▶ [Given problem] Return all the data, word for word.

## BEGIN Source material

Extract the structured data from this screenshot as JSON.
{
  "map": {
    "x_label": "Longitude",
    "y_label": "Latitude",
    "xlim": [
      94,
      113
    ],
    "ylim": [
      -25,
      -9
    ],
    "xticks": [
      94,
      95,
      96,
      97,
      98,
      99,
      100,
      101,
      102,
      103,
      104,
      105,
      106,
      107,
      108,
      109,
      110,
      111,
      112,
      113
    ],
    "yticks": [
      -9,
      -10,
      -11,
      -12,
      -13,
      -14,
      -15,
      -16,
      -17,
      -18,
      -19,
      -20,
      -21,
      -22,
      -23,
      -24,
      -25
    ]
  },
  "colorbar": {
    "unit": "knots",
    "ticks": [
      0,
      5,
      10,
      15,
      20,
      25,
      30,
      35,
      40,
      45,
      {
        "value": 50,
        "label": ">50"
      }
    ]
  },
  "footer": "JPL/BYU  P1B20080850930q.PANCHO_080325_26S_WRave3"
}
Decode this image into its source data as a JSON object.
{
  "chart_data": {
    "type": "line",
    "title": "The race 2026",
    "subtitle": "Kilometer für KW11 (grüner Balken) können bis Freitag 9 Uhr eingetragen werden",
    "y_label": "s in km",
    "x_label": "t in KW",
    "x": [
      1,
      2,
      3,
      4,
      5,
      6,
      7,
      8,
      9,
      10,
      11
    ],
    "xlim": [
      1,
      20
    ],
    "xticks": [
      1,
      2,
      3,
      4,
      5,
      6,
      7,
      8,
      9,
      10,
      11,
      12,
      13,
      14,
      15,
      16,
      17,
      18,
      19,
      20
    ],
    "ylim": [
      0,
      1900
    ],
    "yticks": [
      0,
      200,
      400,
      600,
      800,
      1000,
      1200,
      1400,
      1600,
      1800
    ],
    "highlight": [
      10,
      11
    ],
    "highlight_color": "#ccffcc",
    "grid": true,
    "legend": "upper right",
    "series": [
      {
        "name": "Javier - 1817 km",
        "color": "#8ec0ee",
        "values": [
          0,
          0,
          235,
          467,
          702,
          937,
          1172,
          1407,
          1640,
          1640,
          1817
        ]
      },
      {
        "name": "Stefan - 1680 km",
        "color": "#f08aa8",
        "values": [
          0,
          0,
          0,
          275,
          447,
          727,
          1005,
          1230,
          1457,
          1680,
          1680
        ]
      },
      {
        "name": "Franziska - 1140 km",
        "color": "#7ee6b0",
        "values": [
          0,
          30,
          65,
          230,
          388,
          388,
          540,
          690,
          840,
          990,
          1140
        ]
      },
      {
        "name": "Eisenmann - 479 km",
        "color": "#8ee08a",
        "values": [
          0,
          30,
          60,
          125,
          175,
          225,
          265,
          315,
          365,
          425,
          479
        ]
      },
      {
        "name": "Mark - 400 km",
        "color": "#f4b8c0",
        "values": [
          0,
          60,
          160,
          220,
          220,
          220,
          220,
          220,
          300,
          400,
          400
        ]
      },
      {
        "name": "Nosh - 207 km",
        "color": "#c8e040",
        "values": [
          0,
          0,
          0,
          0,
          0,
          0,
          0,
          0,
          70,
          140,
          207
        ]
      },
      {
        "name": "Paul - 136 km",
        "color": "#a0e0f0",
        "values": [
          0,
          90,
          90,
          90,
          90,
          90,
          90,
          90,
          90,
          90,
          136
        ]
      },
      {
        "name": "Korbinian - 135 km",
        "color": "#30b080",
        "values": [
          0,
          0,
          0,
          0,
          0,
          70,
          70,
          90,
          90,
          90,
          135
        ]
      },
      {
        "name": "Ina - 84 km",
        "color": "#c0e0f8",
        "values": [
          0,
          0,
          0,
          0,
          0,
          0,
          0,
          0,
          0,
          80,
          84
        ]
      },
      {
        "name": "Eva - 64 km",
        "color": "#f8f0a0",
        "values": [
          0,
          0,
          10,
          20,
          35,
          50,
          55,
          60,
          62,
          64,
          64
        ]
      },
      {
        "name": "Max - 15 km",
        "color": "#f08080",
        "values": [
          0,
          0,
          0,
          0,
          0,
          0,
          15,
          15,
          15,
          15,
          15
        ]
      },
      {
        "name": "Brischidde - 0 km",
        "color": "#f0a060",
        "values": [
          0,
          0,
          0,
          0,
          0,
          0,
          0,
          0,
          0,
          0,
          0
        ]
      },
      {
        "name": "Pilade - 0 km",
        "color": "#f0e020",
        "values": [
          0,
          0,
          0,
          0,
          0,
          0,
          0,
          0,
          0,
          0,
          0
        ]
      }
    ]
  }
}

## END Source material

▶ [Result below]
Extract the structured data from this screenshot as JSON.
{
  "map": {
    "x_label": "Longitude",
    "y_label": "Latitude",
    "xlim": [
      94,
      113
    ],
    "ylim": [
      -25,
      -9
    ],
    "xticks": [
      94,
      95,
      96,
      97,
      98,
      99,
      100,
      101,
      102,
      103,
      104,
      105,
      106,
      107,
      108,
      109,
      110,
      111,
      112,
      113
    ],
    "yticks": [
      -9,
      -10,
      -11,
      -12,
      -13,
      -14,
      -15,
      -16,
      -17,
      -18,
      -19,
      -20,
      -21,
      -22,
      -23,
      -24,
      -25
    ]
  },
  "colorbar": {
    "unit": "knots",
    "ticks": [
      0,
      5,
      10,
      15,
      20,
      25,
      30,
      35,
      40,
      45,
      {
        "value": 50,
        "label": ">50"
      }
    ]
  },
  "footer": "JPL/BYU  P1B20080850930q.PANCHO_080325_26S_WRave3"
}
Decode this image into its source data as a JSON object.
{
  "chart_data": {
    "type": "line",
    "title": "The race 2026",
    "subtitle": "Kilometer für KW11 (grüner Balken) können bis Freitag 9 Uhr eingetragen werden",
    "y_label": "s in km",
    "x_label": "t in KW",
    "x": [
      1,
      2,
      3,
      4,
      5,
      6,
      7,
      8,
      9,
      10,
      11
    ],
    "xlim": [
      1,
      20
    ],
    "xticks": [
      1,
      2,
      3,
      4,
      5,
      6,
      7,
      8,
      9,
      10,
      11,
      12,
      13,
      14,
      15,
      16,
      17,
      18,
      19,
      20
    ],
    "ylim": [
      0,
      1900
    ],
    "yticks": [
      0,
      200,
      400,
      600,
      800,
      1000,
      1200,
      1400,
      1600,
      1800
    ],
    "highlight": [
      10,
      11
    ],
    "highlight_color": "#ccffcc",
    "grid": true,
    "legend": "upper right",
    "series": [
      {
        "name": "Javier - 1817 km",
        "color": "#8ec0ee",
        "values": [
          0,
          0,
          235,
          467,
          702,
          937,
          1172,
          1407,
          1640,
          1640,
          1817
        ]
      },
      {
        "name": "Stefan - 1680 km",
        "color": "#f08aa8",
        "values": [
          0,
          0,
          0,
          275,
          447,
          727,
          1005,
          1230,
          1457,
          1680,
          1680
        ]
      },
      {
        "name": "Franziska - 1140 km",
        "color": "#7ee6b0",
        "values": [
          0,
          30,
          65,
          230,
          388,
          388,
          540,
          690,
          840,
          990,
          1140
        ]
      },
      {
        "name": "Eisenmann - 479 km",
        "color": "#8ee08a",
        "values": [
          0,
          30,
          60,
          125,
          175,
          225,
          265,
          315,
          365,
          425,
          479
        ]
      },
      {
        "name": "Mark - 400 km",
        "color": "#f4b8c0",
        "values": [
          0,
          60,
          160,
          220,
          220,
          220,
          220,
          220,
          300,
          400,
          400
        ]
      },
      {
        "name": "Nosh - 207 km",
        "color": "#c8e040",
        "values": [
          0,
          0,
          0,
          0,
          0,
          0,
          0,
          0,
          70,
          140,
          207
        ]
      },
      {
        "name": "Paul - 136 km",
        "color": "#a0e0f0",
        "values": [
          0,
          90,
          90,
          90,
          90,
          90,
          90,
          90,
          90,
          90,
          136
        ]
      },
      {
        "name": "Korbinian - 135 km",
        "color": "#30b080",
        "values": [
          0,
          0,
          0,
          0,
          0,
          70,
          70,
          90,
          90,
          90,
          135
        ]
      },
      {
        "name": "Ina - 84 km",
        "color": "#c0e0f8",
        "values": [
          0,
          0,
          0,
          0,
          0,
          0,
          0,
          0,
          0,
          80,
          84
        ]
      },
      {
        "name": "Eva - 64 km",
        "color": "#f8f0a0",
        "values": [
          0,
          0,
          10,
          20,
          35,
          50,
          55,
          60,
          62,
          64,
          64
        ]
      },
      {
        "name": "Max - 15 km",
        "color": "#f08080",
        "values": [
          0,
          0,
          0,
          0,
          0,
          0,
          15,
          15,
          15,
          15,
          15
        ]
      },
      {
        "name": "Brischidde - 0 km",
        "color": "#f0a060",
        "values": [
          0,
          0,
          0,
          0,
          0,
          0,
          0,
          0,
          0,
          0,
          0
        ]
      },
      {
        "name": "Pilade - 0 km",
        "color": "#f0e020",
        "values": [
          0,
          0,
          0,
          0,
          0,
          0,
          0,
          0,
          0,
          0,
          0
        ]
      }
    ]
  }
}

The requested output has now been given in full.